Count the lines below that contain the word "如图所示", and reply with only that number.

-- Start Input material --

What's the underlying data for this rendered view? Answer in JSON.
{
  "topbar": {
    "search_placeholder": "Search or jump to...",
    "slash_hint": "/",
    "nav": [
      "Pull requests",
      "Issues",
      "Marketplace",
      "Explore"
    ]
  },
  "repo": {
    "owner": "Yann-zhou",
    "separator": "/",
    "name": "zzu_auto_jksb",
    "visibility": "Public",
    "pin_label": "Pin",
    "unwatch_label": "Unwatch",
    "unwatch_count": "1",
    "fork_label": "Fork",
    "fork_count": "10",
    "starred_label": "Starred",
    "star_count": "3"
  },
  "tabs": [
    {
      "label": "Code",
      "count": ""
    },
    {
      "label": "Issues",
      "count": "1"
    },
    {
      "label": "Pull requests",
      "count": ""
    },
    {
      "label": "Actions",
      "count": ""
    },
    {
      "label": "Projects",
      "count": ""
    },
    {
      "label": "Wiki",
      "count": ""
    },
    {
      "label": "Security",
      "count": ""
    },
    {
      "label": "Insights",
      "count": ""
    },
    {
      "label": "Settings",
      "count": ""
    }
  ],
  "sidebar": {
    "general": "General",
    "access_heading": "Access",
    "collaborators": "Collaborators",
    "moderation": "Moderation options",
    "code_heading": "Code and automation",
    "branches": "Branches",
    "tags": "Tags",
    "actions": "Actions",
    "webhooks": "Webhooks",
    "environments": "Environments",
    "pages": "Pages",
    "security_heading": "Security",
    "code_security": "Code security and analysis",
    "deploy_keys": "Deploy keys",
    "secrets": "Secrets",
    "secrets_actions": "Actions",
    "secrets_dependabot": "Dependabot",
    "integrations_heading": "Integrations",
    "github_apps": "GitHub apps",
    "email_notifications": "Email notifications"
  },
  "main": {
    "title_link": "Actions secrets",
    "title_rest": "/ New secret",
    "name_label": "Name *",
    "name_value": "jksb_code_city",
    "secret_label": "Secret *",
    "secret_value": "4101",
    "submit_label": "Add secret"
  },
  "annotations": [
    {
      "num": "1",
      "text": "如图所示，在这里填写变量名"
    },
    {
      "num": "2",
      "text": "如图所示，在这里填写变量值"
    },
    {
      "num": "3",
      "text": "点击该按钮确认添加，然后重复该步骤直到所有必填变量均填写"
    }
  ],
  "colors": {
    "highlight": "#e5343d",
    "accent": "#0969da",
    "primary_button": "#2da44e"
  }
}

-- End Input material --

| Output of the task |
2